Extracted data entries
╔══

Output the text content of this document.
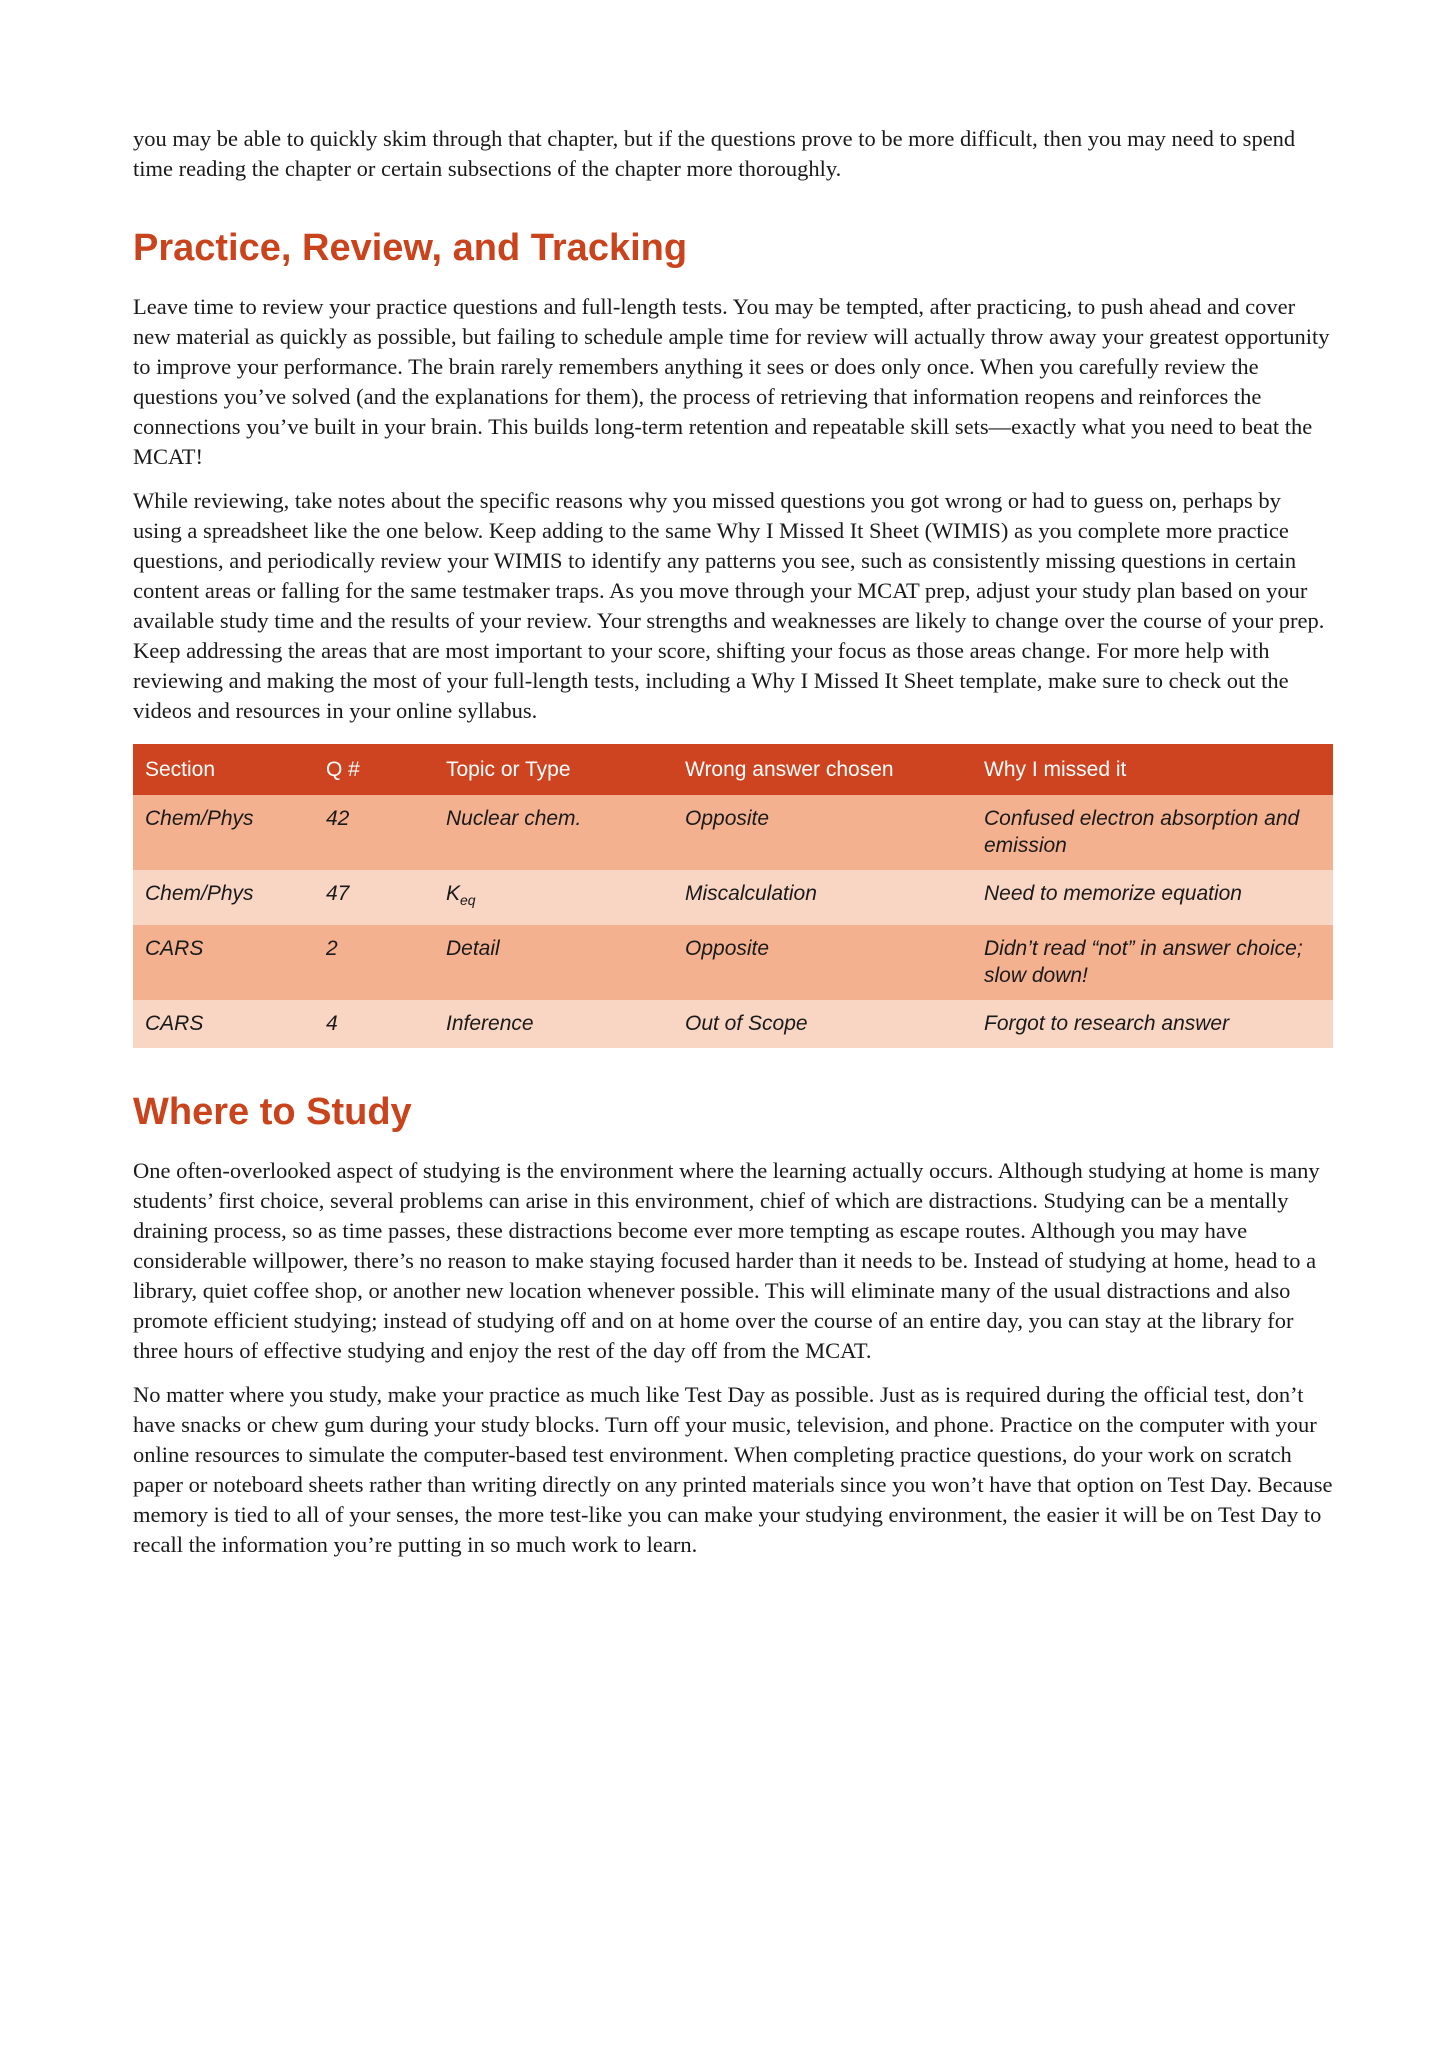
you may be able to quickly skim through that chapter, but if the questions prove to be more difficult, then you may need to spend time reading the chapter or certain subsections of the chapter more thoroughly.

Practice, Review, and Tracking

Leave time to review your practice questions and full-length tests. You may be tempted, after practicing, to push ahead and cover new material as quickly as possible, but failing to schedule ample time for review will actually throw away your greatest opportunity to improve your performance. The brain rarely remembers anything it sees or does only once. When you carefully review the questions you’ve solved (and the explanations for them), the process of retrieving that information reopens and reinforces the connections you’ve built in your brain. This builds long-term retention and repeatable skill sets—exactly what you need to beat the MCAT!

While reviewing, take notes about the specific reasons why you missed questions you got wrong or had to guess on, perhaps by using a spreadsheet like the one below. Keep adding to the same Why I Missed It Sheet (WIMIS) as you complete more practice questions, and periodically review your WIMIS to identify any patterns you see, such as consistently missing questions in certain content areas or falling for the same testmaker traps. As you move through your MCAT prep, adjust your study plan based on your available study time and the results of your review. Your strengths and weaknesses are likely to change over the course of your prep. Keep addressing the areas that are most important to your score, shifting your focus as those areas change. For more help with reviewing and making the most of your full-length tests, including a Why I Missed It Sheet template, make sure to check out the videos and resources in your online syllabus.

Section	Q #	Topic or Type	Wrong answer chosen	Why I missed it
Chem/Phys	42	Nuclear chem.	Opposite	Confused electron absorption and emission
Chem/Phys	47	$K_{eq}$	Miscalculation	Need to memorize equation
CARS	2	Detail	Opposite	Didn’t read “not” in answer choice; slow down!
CARS	4	Inference	Out of Scope	Forgot to research answer
Where to Study

One often-overlooked aspect of studying is the environment where the learning actually occurs. Although studying at home is many students’ first choice, several problems can arise in this environment, chief of which are distractions. Studying can be a mentally draining process, so as time passes, these distractions become ever more tempting as escape routes. Although you may have considerable willpower, there’s no reason to make staying focused harder than it needs to be. Instead of studying at home, head to a library, quiet coffee shop, or another new location whenever possible. This will eliminate many of the usual distractions and also promote efficient studying; instead of studying off and on at home over the course of an entire day, you can stay at the library for three hours of effective studying and enjoy the rest of the day off from the MCAT.

No matter where you study, make your practice as much like Test Day as possible. Just as is required during the official test, don’t have snacks or chew gum during your study blocks. Turn off your music, television, and phone. Practice on the computer with your online resources to simulate the computer-based test environment. When completing practice questions, do your work on scratch paper or noteboard sheets rather than writing directly on any printed materials since you won’t have that option on Test Day. Because memory is tied to all of your senses, the more test-like you can make your studying environment, the easier it will be on Test Day to recall the information you’re putting in so much work to learn.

╚══

_Task to complete_: Leave out the pictures and transcribe everything else exactly.

_Final result_:
Output the text content of this document.
you may be able to quickly skim through that chapter, but if the questions prove to be more difficult, then you may need to spend time reading the chapter or certain subsections of the chapter more thoroughly.

Practice, Review, and Tracking

Leave time to review your practice questions and full-length tests. You may be tempted, after practicing, to push ahead and cover new material as quickly as possible, but failing to schedule ample time for review will actually throw away your greatest opportunity to improve your performance. The brain rarely remembers anything it sees or does only once. When you carefully review the questions you’ve solved (and the explanations for them), the process of retrieving that information reopens and reinforces the connections you’ve built in your brain. This builds long-term retention and repeatable skill sets—exactly what you need to beat the MCAT!

While reviewing, take notes about the specific reasons why you missed questions you got wrong or had to guess on, perhaps by using a spreadsheet like the one below. Keep adding to the same Why I Missed It Sheet (WIMIS) as you complete more practice questions, and periodically review your WIMIS to identify any patterns you see, such as consistently missing questions in certain content areas or falling for the same testmaker traps. As you move through your MCAT prep, adjust your study plan based on your available study time and the results of your review. Your strengths and weaknesses are likely to change over the course of your prep. Keep addressing the areas that are most important to your score, shifting your focus as those areas change. For more help with reviewing and making the most of your full-length tests, including a Why I Missed It Sheet template, make sure to check out the videos and resources in your online syllabus.

Section	Q #	Topic or Type	Wrong answer chosen	Why I missed it
Chem/Phys	42	Nuclear chem.	Opposite	Confused electron absorption and emission
Chem/Phys	47	$K_{eq}$	Miscalculation	Need to memorize equation
CARS	2	Detail	Opposite	Didn’t read “not” in answer choice; slow down!
CARS	4	Inference	Out of Scope	Forgot to research answer
Where to Study

One often-overlooked aspect of studying is the environment where the learning actually occurs. Although studying at home is many students’ first choice, several problems can arise in this environment, chief of which are distractions. Studying can be a mentally draining process, so as time passes, these distractions become ever more tempting as escape routes. Although you may have considerable willpower, there’s no reason to make staying focused harder than it needs to be. Instead of studying at home, head to a library, quiet coffee shop, or another new location whenever possible. This will eliminate many of the usual distractions and also promote efficient studying; instead of studying off and on at home over the course of an entire day, you can stay at the library for three hours of effective studying and enjoy the rest of the day off from the MCAT.

No matter where you study, make your practice as much like Test Day as possible. Just as is required during the official test, don’t have snacks or chew gum during your study blocks. Turn off your music, television, and phone. Practice on the computer with your online resources to simulate the computer-based test environment. When completing practice questions, do your work on scratch paper or noteboard sheets rather than writing directly on any printed materials since you won’t have that option on Test Day. Because memory is tied to all of your senses, the more test-like you can make your studying environment, the easier it will be on Test Day to recall the information you’re putting in so much work to learn.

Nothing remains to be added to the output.